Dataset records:
··········
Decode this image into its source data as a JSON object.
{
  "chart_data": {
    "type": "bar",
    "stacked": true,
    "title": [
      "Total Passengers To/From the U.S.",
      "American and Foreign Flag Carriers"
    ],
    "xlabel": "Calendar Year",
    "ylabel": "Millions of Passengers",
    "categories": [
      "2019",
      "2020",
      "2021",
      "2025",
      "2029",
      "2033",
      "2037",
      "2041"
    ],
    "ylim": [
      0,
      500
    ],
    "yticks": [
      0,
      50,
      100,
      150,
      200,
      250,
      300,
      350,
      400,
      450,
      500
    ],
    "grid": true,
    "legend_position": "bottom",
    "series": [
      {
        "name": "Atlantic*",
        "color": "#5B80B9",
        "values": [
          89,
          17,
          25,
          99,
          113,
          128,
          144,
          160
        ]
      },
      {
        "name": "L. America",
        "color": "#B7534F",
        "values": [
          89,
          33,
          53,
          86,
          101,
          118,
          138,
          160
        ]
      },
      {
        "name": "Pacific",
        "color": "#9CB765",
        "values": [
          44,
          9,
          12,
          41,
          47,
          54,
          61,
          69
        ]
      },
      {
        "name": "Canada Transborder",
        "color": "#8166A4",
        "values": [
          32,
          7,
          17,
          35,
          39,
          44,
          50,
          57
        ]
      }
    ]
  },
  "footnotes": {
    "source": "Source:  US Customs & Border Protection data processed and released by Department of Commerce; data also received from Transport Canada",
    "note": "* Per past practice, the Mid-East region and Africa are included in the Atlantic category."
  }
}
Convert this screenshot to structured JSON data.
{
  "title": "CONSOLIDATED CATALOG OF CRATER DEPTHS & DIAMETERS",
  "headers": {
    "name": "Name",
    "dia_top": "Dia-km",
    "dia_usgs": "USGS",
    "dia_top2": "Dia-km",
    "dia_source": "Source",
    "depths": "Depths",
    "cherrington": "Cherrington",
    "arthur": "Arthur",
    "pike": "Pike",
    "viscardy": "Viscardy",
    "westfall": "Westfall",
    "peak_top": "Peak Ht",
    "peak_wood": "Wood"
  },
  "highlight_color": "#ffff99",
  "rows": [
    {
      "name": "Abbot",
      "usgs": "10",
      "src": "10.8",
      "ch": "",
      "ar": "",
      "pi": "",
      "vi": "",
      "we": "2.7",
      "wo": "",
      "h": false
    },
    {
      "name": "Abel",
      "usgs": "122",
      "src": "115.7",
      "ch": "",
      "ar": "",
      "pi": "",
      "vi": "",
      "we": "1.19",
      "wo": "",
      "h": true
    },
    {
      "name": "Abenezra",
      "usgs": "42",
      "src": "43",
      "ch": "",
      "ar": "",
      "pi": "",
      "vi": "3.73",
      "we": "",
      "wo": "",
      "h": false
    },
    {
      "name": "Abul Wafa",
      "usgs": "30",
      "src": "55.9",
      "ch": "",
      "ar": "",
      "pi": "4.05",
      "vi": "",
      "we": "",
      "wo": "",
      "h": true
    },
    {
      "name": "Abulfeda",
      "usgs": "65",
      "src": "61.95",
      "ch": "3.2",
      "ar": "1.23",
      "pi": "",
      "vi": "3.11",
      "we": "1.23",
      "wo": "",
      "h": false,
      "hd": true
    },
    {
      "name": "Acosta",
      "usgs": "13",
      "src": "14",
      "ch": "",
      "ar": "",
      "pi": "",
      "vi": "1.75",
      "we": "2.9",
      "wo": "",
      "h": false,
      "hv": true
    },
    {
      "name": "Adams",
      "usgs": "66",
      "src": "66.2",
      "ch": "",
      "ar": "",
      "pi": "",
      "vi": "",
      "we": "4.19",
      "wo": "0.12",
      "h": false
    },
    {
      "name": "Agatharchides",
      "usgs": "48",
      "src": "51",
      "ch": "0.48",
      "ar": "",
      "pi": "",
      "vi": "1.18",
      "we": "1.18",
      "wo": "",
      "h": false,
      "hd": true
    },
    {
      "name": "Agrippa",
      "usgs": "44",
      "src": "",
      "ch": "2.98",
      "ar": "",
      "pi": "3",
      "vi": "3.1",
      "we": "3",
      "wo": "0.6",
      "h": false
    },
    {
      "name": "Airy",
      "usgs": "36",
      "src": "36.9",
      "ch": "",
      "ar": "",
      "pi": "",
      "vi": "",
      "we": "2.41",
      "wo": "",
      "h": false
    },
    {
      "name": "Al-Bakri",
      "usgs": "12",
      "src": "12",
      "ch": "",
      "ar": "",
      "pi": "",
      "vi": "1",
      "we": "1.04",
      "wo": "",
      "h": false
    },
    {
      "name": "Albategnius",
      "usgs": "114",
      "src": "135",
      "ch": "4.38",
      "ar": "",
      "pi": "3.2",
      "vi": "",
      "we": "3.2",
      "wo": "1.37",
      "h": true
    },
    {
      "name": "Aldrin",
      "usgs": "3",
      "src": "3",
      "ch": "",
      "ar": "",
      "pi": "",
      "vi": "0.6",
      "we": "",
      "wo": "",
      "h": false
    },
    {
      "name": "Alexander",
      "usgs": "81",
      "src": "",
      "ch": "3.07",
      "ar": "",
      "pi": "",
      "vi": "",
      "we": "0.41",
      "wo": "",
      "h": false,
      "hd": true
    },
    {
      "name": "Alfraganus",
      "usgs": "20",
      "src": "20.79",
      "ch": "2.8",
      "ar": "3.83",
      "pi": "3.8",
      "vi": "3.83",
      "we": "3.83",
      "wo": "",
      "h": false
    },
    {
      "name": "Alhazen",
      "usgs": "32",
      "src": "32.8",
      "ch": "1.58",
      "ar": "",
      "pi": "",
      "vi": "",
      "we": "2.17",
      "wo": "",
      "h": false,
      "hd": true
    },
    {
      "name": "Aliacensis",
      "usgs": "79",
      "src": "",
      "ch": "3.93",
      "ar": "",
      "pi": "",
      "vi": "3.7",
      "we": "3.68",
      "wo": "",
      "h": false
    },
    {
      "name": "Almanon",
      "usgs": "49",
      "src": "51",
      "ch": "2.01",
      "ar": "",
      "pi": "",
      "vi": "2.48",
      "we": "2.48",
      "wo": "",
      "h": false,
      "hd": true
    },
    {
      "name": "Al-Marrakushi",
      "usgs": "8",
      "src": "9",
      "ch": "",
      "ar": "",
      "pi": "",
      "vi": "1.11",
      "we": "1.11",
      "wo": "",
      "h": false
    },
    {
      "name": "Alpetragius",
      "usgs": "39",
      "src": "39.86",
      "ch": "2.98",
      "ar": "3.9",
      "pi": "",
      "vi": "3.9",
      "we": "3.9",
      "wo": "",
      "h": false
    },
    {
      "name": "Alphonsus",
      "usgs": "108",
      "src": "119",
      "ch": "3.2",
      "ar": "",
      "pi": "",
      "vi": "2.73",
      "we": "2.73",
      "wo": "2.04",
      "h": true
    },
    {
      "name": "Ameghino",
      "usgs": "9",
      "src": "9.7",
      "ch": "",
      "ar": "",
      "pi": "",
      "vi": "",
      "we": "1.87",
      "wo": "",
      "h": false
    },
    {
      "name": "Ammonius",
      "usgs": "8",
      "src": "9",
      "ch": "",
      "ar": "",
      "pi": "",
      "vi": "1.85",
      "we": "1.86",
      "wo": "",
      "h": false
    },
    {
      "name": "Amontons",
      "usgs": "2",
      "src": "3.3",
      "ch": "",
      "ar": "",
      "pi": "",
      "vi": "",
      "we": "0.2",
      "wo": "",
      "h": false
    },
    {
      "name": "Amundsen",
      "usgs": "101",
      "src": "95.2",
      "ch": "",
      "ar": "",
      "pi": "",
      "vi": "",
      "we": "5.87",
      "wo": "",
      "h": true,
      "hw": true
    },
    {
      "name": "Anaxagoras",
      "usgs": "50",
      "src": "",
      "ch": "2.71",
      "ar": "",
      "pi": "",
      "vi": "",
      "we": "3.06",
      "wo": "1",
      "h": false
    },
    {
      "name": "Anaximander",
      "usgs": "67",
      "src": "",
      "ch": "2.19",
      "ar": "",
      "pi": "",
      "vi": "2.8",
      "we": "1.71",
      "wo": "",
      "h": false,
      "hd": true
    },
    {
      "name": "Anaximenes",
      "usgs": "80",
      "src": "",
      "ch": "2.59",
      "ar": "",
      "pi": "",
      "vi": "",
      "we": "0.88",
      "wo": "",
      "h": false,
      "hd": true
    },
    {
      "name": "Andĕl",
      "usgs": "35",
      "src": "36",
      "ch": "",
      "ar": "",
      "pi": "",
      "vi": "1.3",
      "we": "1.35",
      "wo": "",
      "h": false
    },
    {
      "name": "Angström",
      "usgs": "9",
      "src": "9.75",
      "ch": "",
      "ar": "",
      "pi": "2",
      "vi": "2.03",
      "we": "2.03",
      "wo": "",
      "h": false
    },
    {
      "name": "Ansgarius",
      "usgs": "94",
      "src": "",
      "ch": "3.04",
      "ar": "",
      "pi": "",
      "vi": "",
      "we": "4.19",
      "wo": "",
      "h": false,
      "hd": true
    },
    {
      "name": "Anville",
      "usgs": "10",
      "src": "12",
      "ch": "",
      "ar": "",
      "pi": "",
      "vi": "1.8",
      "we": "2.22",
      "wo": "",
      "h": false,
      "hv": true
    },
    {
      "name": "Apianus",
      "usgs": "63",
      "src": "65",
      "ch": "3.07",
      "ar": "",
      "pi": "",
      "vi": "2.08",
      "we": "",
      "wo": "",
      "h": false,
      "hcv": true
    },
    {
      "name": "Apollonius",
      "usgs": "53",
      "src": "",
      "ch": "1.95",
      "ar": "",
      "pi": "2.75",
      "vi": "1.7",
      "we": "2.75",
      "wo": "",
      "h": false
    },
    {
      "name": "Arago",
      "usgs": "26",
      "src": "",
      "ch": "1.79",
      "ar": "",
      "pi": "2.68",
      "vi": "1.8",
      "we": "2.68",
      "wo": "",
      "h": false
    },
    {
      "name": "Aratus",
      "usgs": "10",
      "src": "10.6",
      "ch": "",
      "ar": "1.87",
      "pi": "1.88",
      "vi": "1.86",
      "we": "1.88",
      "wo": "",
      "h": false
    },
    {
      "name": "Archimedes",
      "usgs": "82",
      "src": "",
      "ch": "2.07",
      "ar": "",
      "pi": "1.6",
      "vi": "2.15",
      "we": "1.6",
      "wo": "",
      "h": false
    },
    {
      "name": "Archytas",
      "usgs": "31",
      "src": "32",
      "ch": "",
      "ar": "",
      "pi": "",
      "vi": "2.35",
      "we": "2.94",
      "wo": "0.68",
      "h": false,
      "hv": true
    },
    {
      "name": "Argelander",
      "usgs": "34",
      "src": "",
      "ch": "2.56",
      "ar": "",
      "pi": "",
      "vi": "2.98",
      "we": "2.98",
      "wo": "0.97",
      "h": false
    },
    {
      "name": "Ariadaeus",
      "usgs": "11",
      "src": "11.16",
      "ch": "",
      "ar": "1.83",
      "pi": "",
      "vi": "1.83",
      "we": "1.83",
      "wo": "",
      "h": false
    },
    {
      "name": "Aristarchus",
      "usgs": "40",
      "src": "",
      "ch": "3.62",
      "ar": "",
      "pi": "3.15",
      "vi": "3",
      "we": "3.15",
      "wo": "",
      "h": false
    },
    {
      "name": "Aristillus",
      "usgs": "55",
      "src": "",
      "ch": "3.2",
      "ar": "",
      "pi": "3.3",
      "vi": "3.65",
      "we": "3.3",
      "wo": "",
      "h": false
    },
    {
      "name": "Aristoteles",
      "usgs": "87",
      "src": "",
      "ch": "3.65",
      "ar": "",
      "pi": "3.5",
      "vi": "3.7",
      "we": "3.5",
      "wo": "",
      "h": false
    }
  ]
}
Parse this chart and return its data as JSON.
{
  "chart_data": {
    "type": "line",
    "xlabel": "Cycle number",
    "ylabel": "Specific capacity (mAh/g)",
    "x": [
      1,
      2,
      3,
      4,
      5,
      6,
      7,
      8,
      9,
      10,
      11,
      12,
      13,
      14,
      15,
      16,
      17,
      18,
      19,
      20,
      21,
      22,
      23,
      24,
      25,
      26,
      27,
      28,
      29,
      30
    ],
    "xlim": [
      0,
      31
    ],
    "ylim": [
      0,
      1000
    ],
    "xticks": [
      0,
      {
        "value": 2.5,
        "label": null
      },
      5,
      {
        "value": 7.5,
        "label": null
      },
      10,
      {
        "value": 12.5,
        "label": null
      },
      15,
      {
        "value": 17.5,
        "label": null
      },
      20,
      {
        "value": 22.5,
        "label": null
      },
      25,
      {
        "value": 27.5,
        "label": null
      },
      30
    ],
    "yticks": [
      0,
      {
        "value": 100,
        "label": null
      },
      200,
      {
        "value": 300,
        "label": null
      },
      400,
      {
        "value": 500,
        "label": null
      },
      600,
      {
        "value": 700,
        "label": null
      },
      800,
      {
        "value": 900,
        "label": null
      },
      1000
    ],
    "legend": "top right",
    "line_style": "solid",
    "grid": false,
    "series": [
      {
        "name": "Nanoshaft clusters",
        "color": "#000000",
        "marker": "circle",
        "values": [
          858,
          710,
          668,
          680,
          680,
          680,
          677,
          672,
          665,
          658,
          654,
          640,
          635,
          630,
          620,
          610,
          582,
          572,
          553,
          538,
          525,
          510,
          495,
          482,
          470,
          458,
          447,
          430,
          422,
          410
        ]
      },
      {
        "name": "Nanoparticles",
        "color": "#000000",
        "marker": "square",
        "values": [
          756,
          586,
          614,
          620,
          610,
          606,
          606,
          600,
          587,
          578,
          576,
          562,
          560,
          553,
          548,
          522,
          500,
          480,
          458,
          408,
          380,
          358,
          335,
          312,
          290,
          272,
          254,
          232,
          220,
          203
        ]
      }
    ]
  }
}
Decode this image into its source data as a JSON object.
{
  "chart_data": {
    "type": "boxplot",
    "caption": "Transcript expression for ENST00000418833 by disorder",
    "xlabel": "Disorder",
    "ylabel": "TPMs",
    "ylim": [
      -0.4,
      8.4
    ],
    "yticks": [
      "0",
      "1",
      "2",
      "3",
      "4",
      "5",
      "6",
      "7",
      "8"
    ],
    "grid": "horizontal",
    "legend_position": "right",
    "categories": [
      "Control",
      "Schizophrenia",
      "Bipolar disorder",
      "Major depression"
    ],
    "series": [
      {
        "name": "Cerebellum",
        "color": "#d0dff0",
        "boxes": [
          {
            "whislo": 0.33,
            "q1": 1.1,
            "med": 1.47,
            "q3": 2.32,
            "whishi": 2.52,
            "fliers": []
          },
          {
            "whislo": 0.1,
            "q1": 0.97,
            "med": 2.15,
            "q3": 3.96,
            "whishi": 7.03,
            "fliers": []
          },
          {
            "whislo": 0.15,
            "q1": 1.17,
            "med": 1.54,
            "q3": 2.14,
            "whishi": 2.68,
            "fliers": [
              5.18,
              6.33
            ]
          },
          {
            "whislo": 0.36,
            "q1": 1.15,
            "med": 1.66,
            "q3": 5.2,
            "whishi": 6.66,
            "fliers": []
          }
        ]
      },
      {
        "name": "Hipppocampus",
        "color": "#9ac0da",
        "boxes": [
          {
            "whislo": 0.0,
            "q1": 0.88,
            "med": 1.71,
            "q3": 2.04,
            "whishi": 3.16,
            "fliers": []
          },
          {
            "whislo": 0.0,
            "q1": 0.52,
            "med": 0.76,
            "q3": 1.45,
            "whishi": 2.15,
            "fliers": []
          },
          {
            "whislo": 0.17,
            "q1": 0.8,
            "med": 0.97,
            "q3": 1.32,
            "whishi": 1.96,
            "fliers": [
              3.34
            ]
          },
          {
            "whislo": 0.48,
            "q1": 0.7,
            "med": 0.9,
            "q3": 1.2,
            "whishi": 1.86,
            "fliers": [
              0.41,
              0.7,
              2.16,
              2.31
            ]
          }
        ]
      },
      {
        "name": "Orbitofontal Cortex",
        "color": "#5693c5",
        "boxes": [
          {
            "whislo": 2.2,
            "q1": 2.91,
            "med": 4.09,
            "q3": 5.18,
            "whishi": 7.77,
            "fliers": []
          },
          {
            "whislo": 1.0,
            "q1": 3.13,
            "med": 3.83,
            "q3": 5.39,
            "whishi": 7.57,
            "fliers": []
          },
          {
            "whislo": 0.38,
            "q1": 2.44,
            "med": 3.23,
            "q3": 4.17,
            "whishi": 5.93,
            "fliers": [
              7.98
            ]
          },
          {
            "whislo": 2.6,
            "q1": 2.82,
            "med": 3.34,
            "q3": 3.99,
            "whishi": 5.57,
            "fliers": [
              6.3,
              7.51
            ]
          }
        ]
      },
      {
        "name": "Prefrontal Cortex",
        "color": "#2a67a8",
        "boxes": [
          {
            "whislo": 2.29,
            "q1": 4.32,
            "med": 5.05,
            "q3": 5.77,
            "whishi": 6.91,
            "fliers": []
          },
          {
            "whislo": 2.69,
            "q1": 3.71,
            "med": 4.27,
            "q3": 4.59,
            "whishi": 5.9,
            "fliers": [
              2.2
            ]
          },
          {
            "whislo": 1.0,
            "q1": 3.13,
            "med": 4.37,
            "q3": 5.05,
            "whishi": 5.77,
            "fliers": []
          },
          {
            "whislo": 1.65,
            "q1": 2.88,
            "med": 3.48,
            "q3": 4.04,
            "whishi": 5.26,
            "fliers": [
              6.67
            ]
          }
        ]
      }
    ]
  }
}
··········
### Given problem
Extract every line that has the string "JSON" in it.

### Response
Decode this image into its source data as a JSON object.
Convert this screenshot to structured JSON data.
Parse this chart and return its data as JSON.
Decode this image into its source data as a JSON object.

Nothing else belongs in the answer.